* PROBLEM TO WORK ON: Collect every line in the records below that contains the word "this".

[Items from a figure collection]
======
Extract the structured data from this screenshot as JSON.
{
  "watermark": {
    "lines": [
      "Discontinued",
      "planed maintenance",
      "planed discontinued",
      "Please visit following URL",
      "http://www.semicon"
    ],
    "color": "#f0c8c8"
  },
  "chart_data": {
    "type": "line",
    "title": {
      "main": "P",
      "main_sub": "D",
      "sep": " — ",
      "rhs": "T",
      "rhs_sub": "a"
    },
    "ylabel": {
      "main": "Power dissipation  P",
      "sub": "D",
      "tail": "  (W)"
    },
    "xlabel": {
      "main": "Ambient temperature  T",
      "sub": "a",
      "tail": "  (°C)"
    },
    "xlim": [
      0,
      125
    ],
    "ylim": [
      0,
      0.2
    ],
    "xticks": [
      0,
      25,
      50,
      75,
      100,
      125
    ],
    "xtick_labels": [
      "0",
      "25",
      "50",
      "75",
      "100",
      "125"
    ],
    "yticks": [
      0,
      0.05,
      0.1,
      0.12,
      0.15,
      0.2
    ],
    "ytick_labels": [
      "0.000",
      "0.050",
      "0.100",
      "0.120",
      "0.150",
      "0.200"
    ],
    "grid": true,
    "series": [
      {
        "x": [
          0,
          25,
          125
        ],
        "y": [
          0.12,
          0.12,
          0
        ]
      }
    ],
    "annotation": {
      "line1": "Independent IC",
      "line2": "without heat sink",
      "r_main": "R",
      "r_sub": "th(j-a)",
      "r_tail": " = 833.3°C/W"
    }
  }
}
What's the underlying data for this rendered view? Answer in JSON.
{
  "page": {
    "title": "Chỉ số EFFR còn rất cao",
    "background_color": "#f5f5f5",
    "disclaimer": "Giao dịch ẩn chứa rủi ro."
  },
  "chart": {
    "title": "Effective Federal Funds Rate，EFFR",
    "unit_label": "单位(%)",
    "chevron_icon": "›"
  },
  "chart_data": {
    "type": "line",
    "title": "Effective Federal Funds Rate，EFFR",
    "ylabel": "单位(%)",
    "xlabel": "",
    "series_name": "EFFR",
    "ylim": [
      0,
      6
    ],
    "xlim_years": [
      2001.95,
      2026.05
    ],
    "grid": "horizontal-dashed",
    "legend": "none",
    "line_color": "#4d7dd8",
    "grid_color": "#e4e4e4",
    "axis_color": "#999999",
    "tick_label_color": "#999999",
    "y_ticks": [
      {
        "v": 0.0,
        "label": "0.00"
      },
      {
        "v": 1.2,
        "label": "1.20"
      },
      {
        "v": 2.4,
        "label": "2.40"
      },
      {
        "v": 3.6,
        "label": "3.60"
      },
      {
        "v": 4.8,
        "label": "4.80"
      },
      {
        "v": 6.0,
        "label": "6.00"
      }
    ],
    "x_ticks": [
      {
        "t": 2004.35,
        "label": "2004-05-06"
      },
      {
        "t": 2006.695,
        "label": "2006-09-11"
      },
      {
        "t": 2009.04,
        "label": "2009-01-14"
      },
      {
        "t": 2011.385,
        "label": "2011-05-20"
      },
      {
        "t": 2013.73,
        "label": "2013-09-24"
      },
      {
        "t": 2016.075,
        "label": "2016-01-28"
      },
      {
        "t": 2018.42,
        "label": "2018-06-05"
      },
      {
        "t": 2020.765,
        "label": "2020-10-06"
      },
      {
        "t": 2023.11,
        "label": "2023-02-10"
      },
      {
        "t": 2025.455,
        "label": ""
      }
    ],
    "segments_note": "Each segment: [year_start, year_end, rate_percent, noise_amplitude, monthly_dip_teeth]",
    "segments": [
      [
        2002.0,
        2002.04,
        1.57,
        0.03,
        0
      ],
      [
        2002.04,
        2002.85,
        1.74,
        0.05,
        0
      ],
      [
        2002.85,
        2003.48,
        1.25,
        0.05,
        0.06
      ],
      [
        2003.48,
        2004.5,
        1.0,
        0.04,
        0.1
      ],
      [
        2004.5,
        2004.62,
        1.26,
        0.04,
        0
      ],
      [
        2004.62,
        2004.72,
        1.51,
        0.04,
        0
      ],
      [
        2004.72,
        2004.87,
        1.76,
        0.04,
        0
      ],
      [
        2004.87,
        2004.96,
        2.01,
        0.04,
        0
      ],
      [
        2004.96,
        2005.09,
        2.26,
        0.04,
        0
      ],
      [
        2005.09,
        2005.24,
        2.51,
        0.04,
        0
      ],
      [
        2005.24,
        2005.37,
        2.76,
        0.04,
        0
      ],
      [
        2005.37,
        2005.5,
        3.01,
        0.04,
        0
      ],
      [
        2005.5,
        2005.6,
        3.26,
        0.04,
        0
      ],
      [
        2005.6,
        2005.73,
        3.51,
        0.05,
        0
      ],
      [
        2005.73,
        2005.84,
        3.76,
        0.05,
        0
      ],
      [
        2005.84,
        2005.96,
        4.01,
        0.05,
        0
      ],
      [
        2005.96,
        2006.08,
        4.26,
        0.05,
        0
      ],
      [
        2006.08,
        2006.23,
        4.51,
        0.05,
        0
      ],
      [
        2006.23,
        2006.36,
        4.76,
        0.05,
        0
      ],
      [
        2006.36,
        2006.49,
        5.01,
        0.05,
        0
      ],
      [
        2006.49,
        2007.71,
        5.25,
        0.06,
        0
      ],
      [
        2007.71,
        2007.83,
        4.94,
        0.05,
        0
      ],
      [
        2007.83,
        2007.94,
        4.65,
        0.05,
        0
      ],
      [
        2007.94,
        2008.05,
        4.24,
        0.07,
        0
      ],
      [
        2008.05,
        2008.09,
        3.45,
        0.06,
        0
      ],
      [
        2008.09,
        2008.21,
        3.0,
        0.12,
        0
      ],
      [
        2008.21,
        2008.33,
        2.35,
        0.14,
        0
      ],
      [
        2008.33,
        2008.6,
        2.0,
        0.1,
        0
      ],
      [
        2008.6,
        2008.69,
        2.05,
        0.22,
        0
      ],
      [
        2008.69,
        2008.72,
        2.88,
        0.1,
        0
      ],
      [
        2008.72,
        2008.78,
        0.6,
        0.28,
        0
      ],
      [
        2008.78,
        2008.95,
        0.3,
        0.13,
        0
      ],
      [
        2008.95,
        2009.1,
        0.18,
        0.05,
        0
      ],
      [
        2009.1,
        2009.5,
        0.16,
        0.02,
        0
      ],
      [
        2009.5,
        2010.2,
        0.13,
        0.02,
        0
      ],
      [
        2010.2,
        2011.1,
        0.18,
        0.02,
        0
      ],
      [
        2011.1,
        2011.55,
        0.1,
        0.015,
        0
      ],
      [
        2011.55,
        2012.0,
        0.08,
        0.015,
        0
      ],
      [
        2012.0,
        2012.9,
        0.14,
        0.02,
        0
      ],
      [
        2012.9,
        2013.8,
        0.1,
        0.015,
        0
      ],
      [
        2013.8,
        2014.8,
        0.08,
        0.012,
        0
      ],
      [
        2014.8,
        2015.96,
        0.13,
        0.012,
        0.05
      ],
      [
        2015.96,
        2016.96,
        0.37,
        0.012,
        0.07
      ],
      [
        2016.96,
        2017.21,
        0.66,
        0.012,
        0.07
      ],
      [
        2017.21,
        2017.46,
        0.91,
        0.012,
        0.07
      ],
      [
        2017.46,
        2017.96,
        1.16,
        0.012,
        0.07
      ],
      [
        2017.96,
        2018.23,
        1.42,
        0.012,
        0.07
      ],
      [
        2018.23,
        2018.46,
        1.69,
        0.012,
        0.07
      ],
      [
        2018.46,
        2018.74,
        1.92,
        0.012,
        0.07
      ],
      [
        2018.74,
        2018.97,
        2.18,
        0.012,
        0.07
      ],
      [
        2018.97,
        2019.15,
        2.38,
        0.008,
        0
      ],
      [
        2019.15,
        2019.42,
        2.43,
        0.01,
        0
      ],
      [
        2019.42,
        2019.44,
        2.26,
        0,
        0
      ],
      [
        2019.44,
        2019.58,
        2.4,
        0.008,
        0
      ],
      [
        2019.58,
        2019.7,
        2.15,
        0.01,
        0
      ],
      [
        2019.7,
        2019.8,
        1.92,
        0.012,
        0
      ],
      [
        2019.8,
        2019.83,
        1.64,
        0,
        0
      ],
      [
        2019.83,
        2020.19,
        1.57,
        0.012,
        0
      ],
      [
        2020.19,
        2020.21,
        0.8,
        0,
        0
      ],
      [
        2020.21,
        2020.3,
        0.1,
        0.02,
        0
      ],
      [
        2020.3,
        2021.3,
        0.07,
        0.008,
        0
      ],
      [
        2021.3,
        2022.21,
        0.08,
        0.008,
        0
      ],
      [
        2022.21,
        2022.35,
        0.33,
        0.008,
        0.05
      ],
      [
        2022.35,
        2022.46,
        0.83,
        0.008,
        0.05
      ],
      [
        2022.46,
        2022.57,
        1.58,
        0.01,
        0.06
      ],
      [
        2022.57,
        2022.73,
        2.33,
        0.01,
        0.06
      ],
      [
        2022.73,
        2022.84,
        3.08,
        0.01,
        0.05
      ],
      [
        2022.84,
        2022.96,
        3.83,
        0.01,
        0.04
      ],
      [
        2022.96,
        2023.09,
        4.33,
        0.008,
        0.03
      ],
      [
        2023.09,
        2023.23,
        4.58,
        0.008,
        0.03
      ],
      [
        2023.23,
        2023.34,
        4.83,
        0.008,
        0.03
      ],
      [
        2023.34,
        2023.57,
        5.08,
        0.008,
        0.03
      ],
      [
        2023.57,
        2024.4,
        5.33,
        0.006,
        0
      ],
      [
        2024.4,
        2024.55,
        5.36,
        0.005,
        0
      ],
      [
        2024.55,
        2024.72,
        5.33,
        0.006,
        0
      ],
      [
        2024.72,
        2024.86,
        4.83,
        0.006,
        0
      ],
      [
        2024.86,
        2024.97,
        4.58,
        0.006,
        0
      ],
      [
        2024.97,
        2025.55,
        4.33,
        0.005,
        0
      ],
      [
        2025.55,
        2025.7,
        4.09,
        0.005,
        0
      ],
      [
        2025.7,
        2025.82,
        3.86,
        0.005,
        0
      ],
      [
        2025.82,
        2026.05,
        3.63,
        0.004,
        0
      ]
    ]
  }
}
======
* ANSWER TO THE TASK:
Extract the structured data from this screenshot as JSON.
What's the underlying data for this rendered view? Answer in JSON.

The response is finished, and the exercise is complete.